Provided entries

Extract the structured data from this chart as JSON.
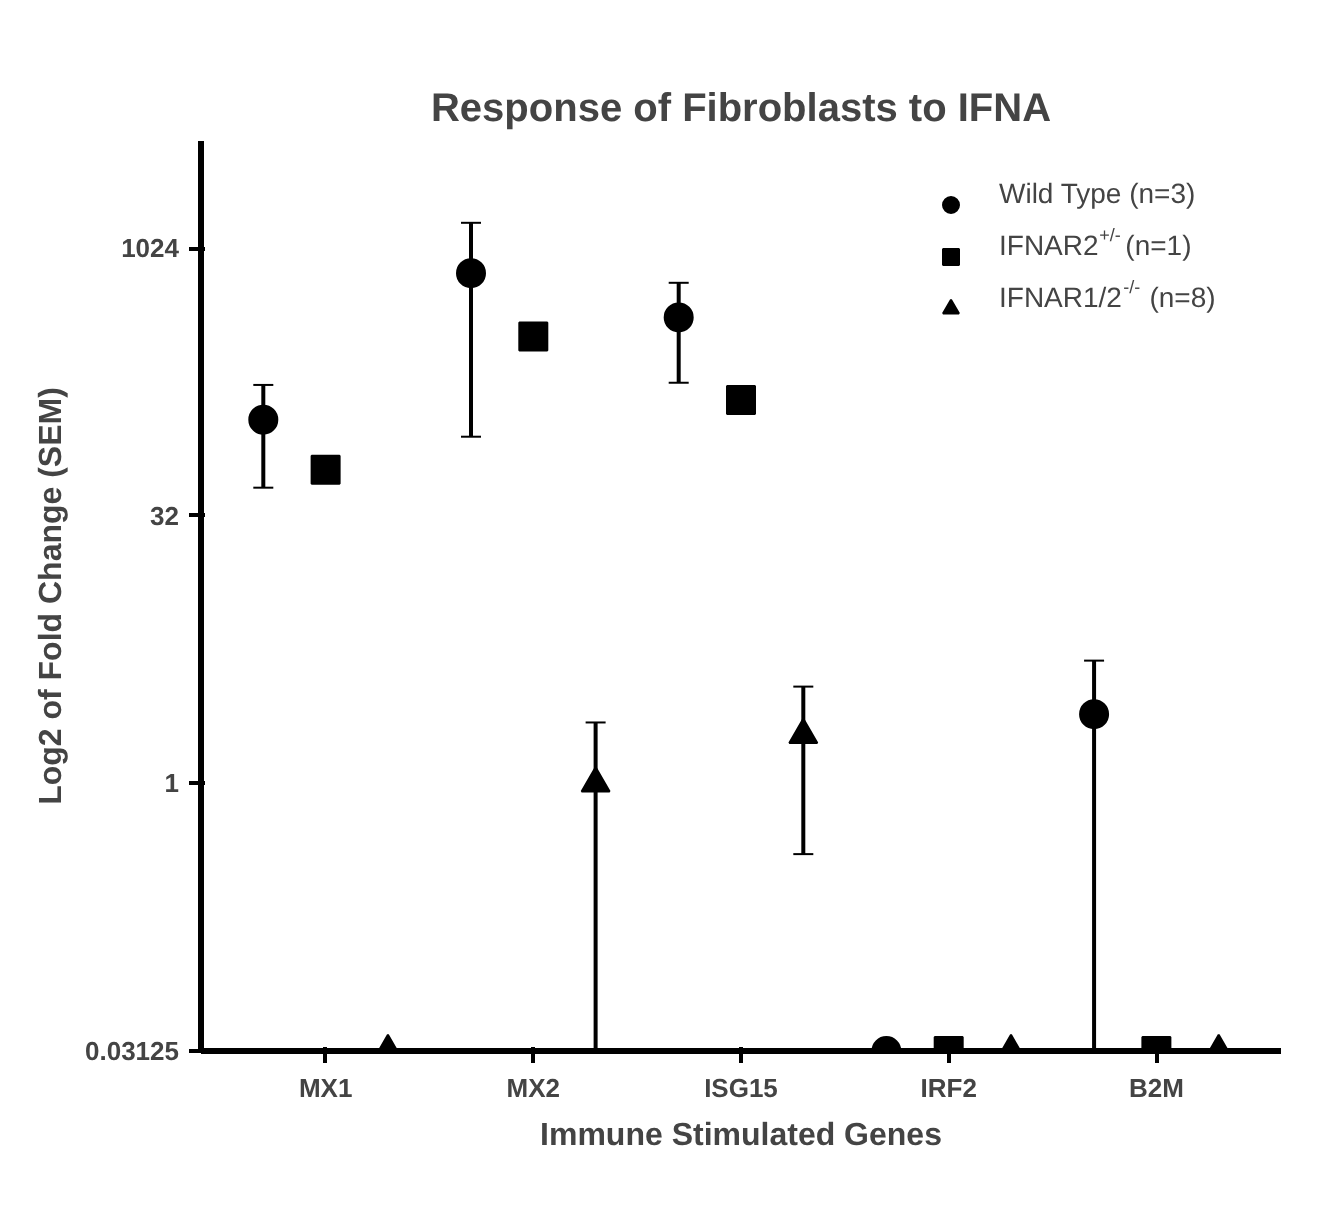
{
  "chart_data": {
    "type": "scatter",
    "title": "Response of Fibroblasts to IFNA",
    "xlabel": "Immune Stimulated Genes",
    "ylabel": "Log2 of Fold Change (SEM)",
    "categories": [
      "MX1",
      "MX2",
      "ISG15",
      "IRF2",
      "B2M"
    ],
    "series": [
      {
        "name": "Wild Type (n=3)",
        "color": "#000000",
        "marker": "circle",
        "values": [
          111,
          740,
          417,
          0.03125,
          2.45
        ],
        "errors": [
          [
            46,
            174
          ],
          [
            89,
            1420
          ],
          [
            179,
            653
          ],
          null,
          [
            0.03125,
            4.9
          ]
        ]
      },
      {
        "name": "IFNAR2$^{+/-}$ (n=1)",
        "color": "#000000",
        "marker": "square",
        "values": [
          58,
          326,
          143,
          0.03125,
          0.03125
        ]
      },
      {
        "name": "IFNAR1/2$^{-/-}$ (n=8)",
        "color": "#000000",
        "marker": "triangle",
        "values": [
          0.03125,
          1,
          1.87,
          0.03125,
          0.03125
        ],
        "errors": [
          null,
          [
            0.03125,
            2.2
          ],
          [
            0.4,
            3.5
          ],
          null,
          null
        ]
      }
    ],
    "log": "y",
    "ylim": [
      0.03125,
      4096
    ],
    "yticks": [
      0.03125,
      1,
      32,
      1024
    ],
    "grid": false,
    "legend": "top right"
  }
}
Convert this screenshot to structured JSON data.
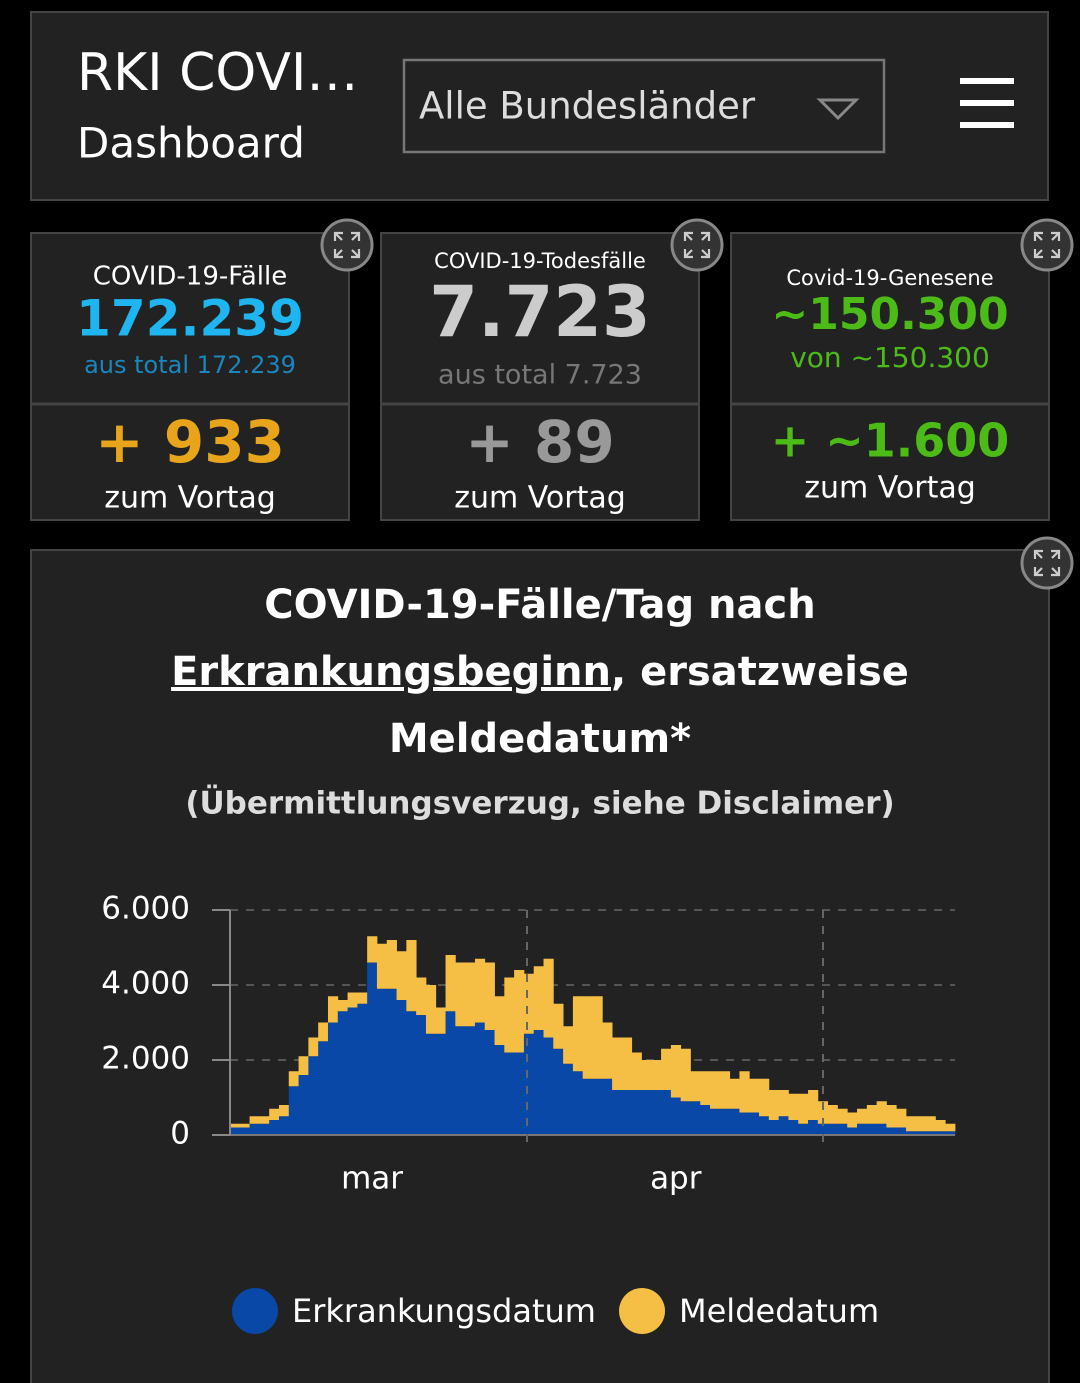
{
  "header": {
    "title": "RKI COVI…",
    "subtitle": "Dashboard",
    "dropdown": "Alle Bundesländer"
  },
  "cards": [
    {
      "label": "COVID-19-Fälle",
      "value": "172.239",
      "total": "aus total 172.239",
      "delta": "+ 933",
      "delta_label": "zum Vortag"
    },
    {
      "label": "COVID-19-Todesfälle",
      "value": "7.723",
      "total": "aus total 7.723",
      "delta": "+ 89",
      "delta_label": "zum Vortag"
    },
    {
      "label": "Covid-19-Genesene",
      "value": "~150.300",
      "total": "von ~150.300",
      "delta": "+ ~1.600",
      "delta_label": "zum Vortag"
    }
  ],
  "chart_data": {
    "type": "stacked_bar",
    "title": [
      "COVID-19-Fälle/Tag nach",
      "Erkrankungsbeginn",
      ", ersatzweise",
      "Meldedatum*"
    ],
    "subtitle": "(Übermittlungsverzug, siehe Disclaimer)",
    "categories": [
      null,
      null,
      null,
      null,
      null,
      null,
      null,
      null,
      null,
      null,
      null,
      null,
      null,
      null,
      "mar",
      null,
      null,
      null,
      null,
      null,
      null,
      null,
      null,
      null,
      null,
      null,
      null,
      null,
      null,
      null,
      null,
      null,
      null,
      null,
      null,
      null,
      null,
      null,
      null,
      null,
      null,
      null,
      null,
      null,
      null,
      "apr",
      null,
      null,
      null,
      null,
      null,
      null,
      null,
      null,
      null,
      null,
      null,
      null,
      null,
      null,
      null,
      null,
      null,
      null,
      null,
      null,
      null,
      null,
      null,
      null,
      null,
      null,
      null,
      null
    ],
    "series": [
      {
        "name": "Erkrankungsdatum",
        "color": "#0a48a8",
        "values": [
          200,
          200,
          300,
          300,
          400,
          500,
          1300,
          1600,
          2100,
          2500,
          3000,
          3300,
          3400,
          3500,
          4600,
          3900,
          3900,
          3600,
          3300,
          3200,
          2700,
          2700,
          3300,
          2900,
          2900,
          3000,
          2800,
          2400,
          2200,
          2200,
          2700,
          2800,
          2600,
          2300,
          1900,
          1700,
          1500,
          1500,
          1500,
          1200,
          1200,
          1200,
          1200,
          1200,
          1200,
          1000,
          900,
          900,
          800,
          700,
          700,
          700,
          600,
          600,
          500,
          400,
          500,
          400,
          300,
          400,
          300,
          300,
          300,
          200,
          300,
          300,
          300,
          200,
          200,
          100,
          100,
          100,
          100,
          100
        ]
      },
      {
        "name": "Meldedatum",
        "color": "#f5bf45",
        "values": [
          100,
          100,
          200,
          200,
          300,
          300,
          400,
          500,
          500,
          500,
          700,
          300,
          400,
          300,
          700,
          1200,
          1300,
          1300,
          1900,
          1000,
          1300,
          700,
          1500,
          1700,
          1700,
          1700,
          1800,
          1300,
          2000,
          2200,
          1600,
          1700,
          2100,
          1200,
          1000,
          2000,
          2200,
          2200,
          1500,
          1400,
          1400,
          1000,
          800,
          800,
          1100,
          1400,
          1400,
          800,
          900,
          1000,
          1000,
          800,
          1100,
          900,
          1000,
          800,
          700,
          700,
          800,
          800,
          600,
          500,
          400,
          400,
          400,
          500,
          600,
          600,
          500,
          400,
          400,
          400,
          300,
          200
        ]
      }
    ],
    "ylim": [
      0,
      6000
    ],
    "yticks": [
      0,
      {
        "value": 2000,
        "label": "2.000"
      },
      {
        "value": 4000,
        "label": "4.000"
      },
      {
        "value": 6000,
        "label": "6.000"
      }
    ],
    "grid": true
  }
}
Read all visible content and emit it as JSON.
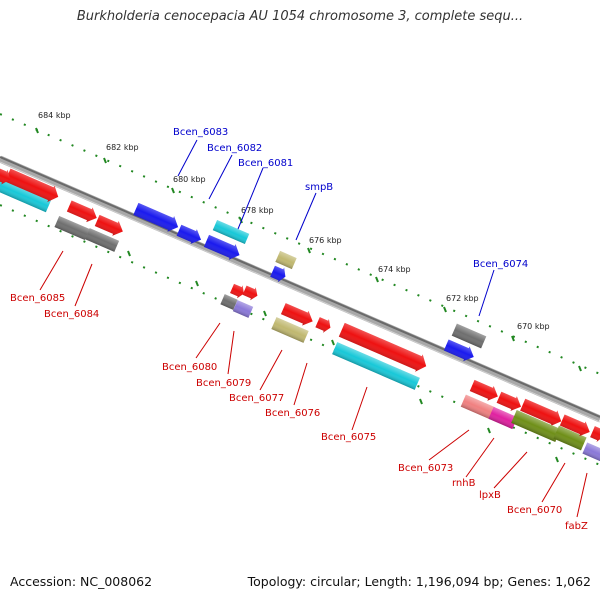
{
  "title": "Burkholderia cenocepacia AU 1054 chromosome 3, complete sequ...",
  "footer": {
    "accession": "Accession: NC_008062",
    "summary": "Topology: circular; Length: 1,196,094 bp; Genes: 1,062"
  },
  "colors": {
    "backbone": "#8a8a8a",
    "ruler": "#228822",
    "forward_label": "#0000cc",
    "reverse_label": "#cc0000",
    "red": "#ee1111",
    "blue": "#1a1aee",
    "gray": "#6f6f6f",
    "cyan": "#18c8d8",
    "olive": "#c0b870",
    "purple": "#8a78d8",
    "pink": "#f08080",
    "magenta": "#e020a0",
    "green": "#6f8f18"
  },
  "scale_labels": [
    "684 kbp",
    "682 kbp",
    "680 kbp",
    "678 kbp",
    "676 kbp",
    "674 kbp",
    "672 kbp",
    "670 kbp"
  ],
  "genes": {
    "labeled": [
      {
        "name": "Bcen_6083",
        "strand": "forward"
      },
      {
        "name": "Bcen_6082",
        "strand": "forward"
      },
      {
        "name": "Bcen_6081",
        "strand": "forward"
      },
      {
        "name": "smpB",
        "strand": "forward"
      },
      {
        "name": "Bcen_6074",
        "strand": "forward"
      },
      {
        "name": "Bcen_6085",
        "strand": "reverse"
      },
      {
        "name": "Bcen_6084",
        "strand": "reverse"
      },
      {
        "name": "Bcen_6080",
        "strand": "reverse"
      },
      {
        "name": "Bcen_6079",
        "strand": "reverse"
      },
      {
        "name": "Bcen_6077",
        "strand": "reverse"
      },
      {
        "name": "Bcen_6076",
        "strand": "reverse"
      },
      {
        "name": "Bcen_6075",
        "strand": "reverse"
      },
      {
        "name": "Bcen_6073",
        "strand": "reverse"
      },
      {
        "name": "rnhB",
        "strand": "reverse"
      },
      {
        "name": "lpxB",
        "strand": "reverse"
      },
      {
        "name": "Bcen_6070",
        "strand": "reverse"
      },
      {
        "name": "fabZ",
        "strand": "reverse"
      }
    ]
  }
}
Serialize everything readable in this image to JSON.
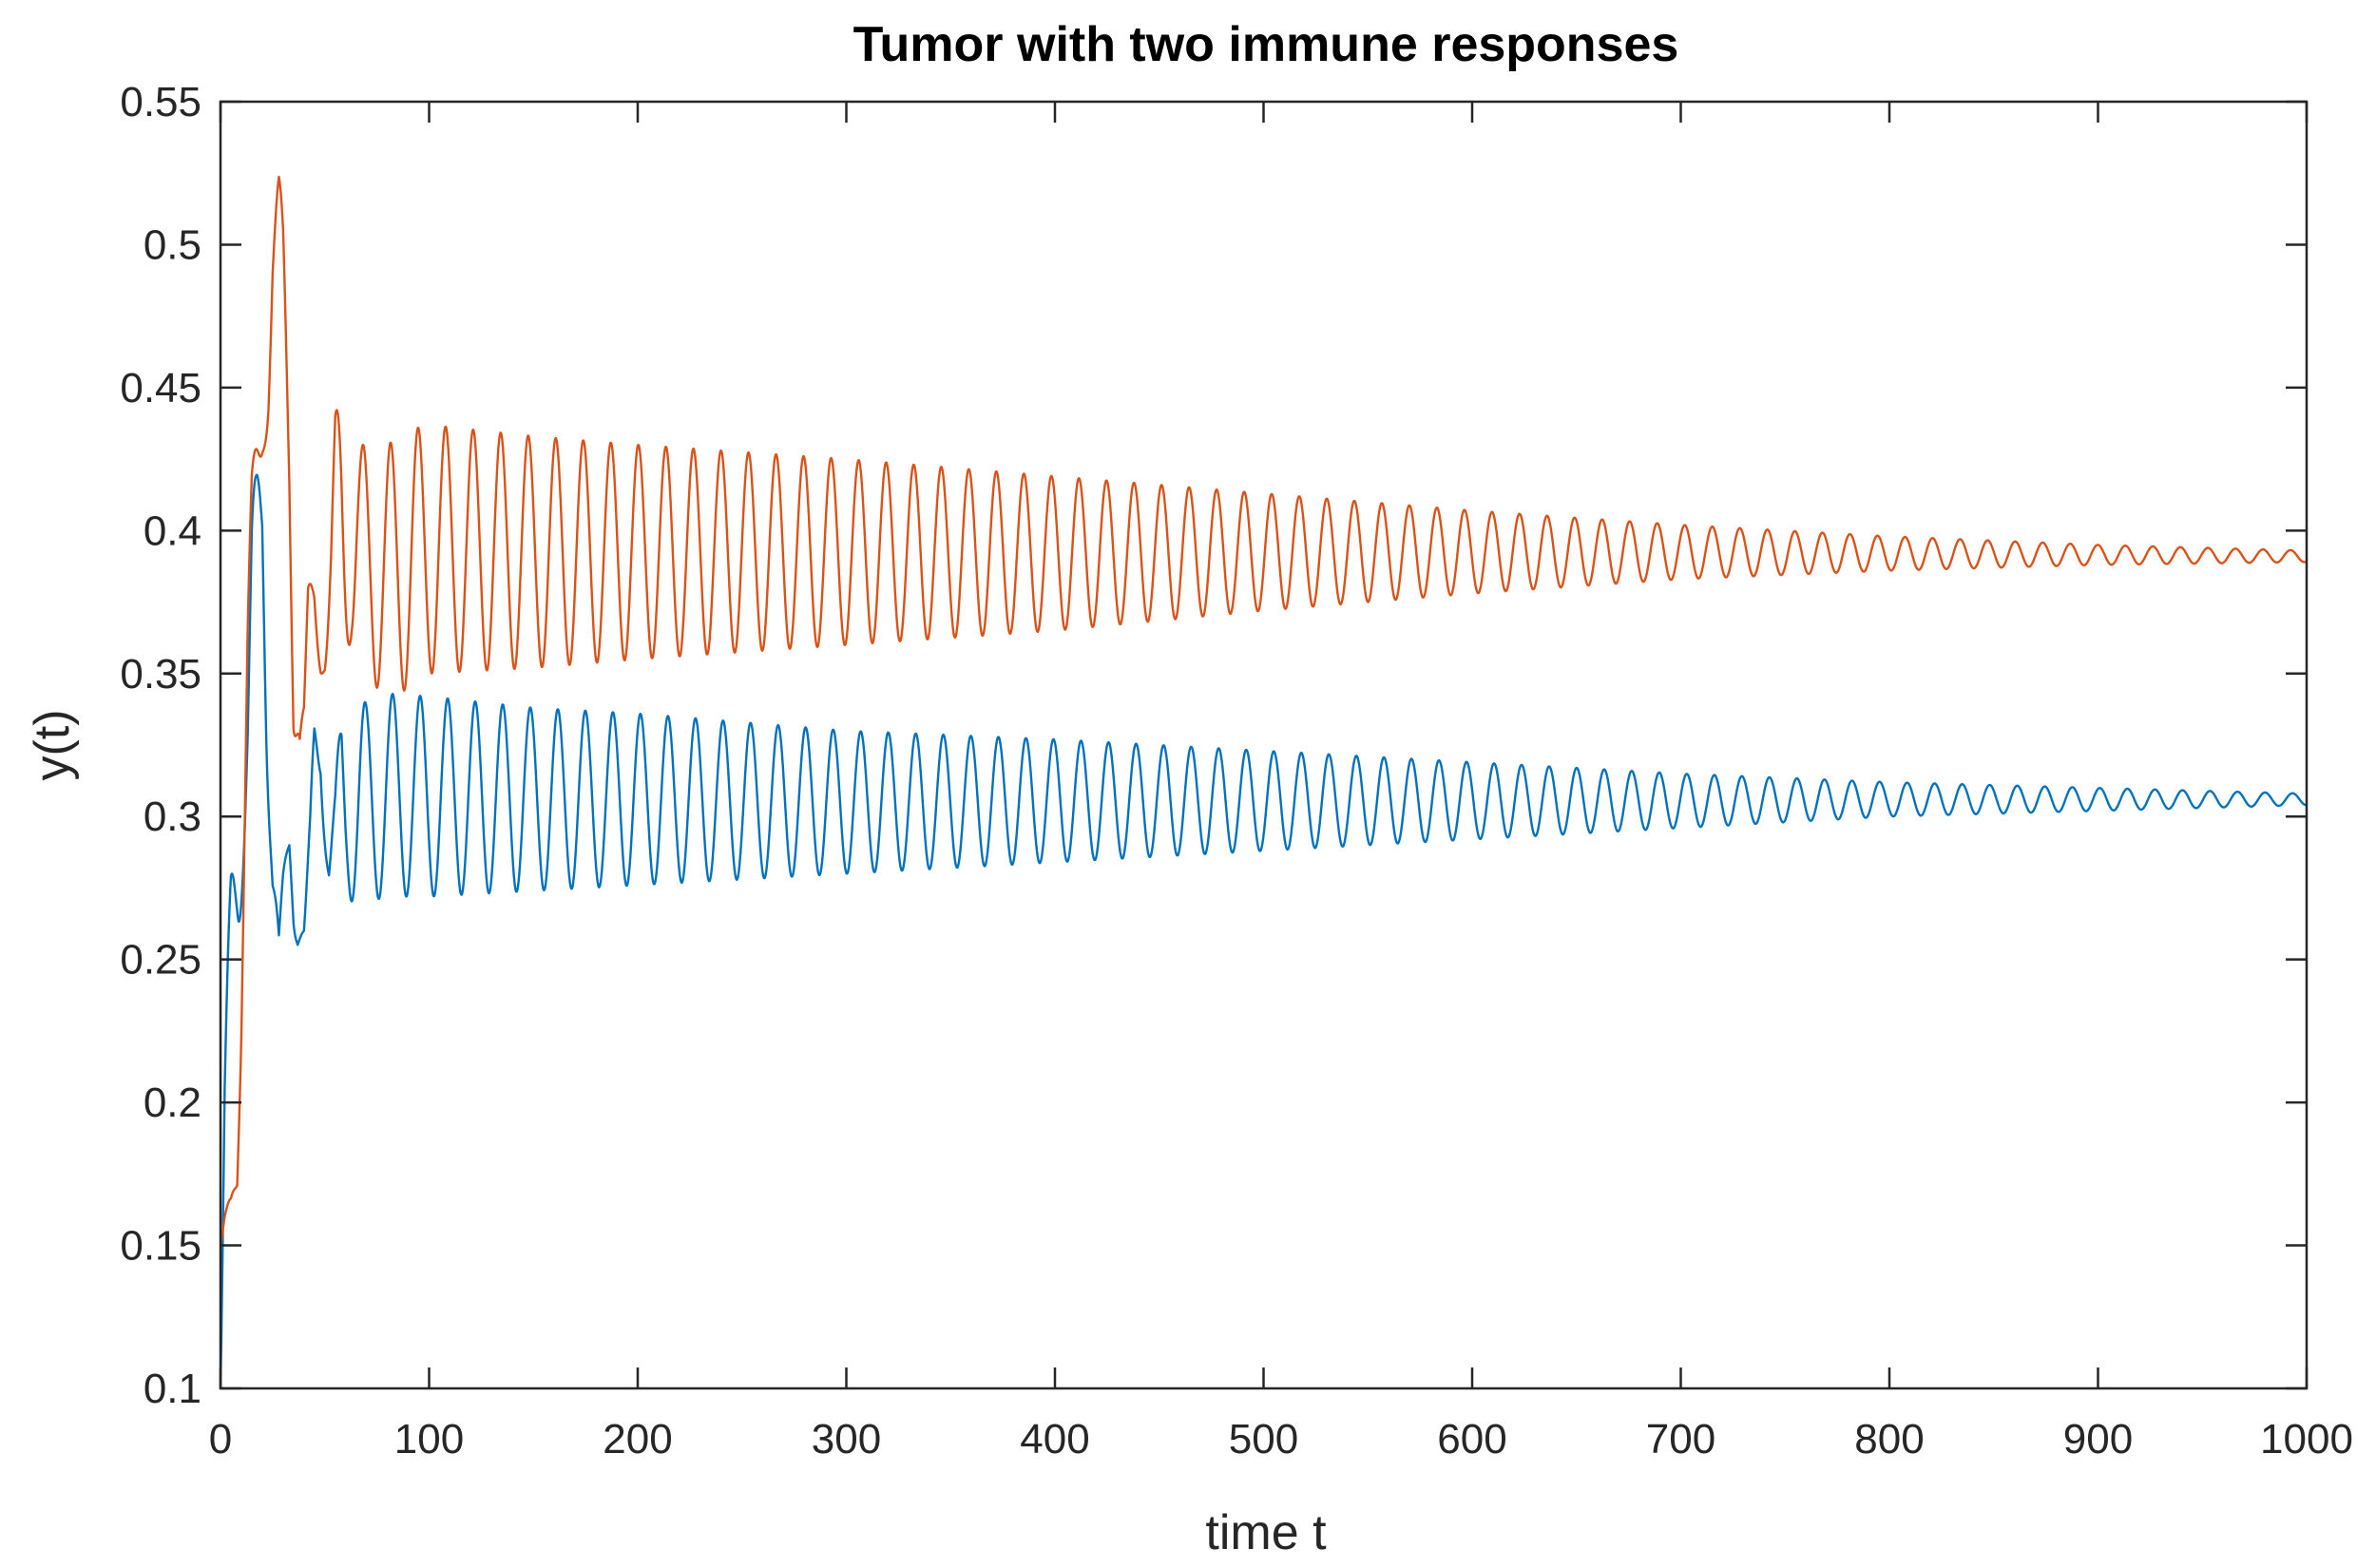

Work request
The expected answer is every line above in which the word "subtitle" appears.

Reply to the task
    "subtitle": "Dashboard",
    "subtitle": "(Übermittlungsverzug, siehe Disclaimer)",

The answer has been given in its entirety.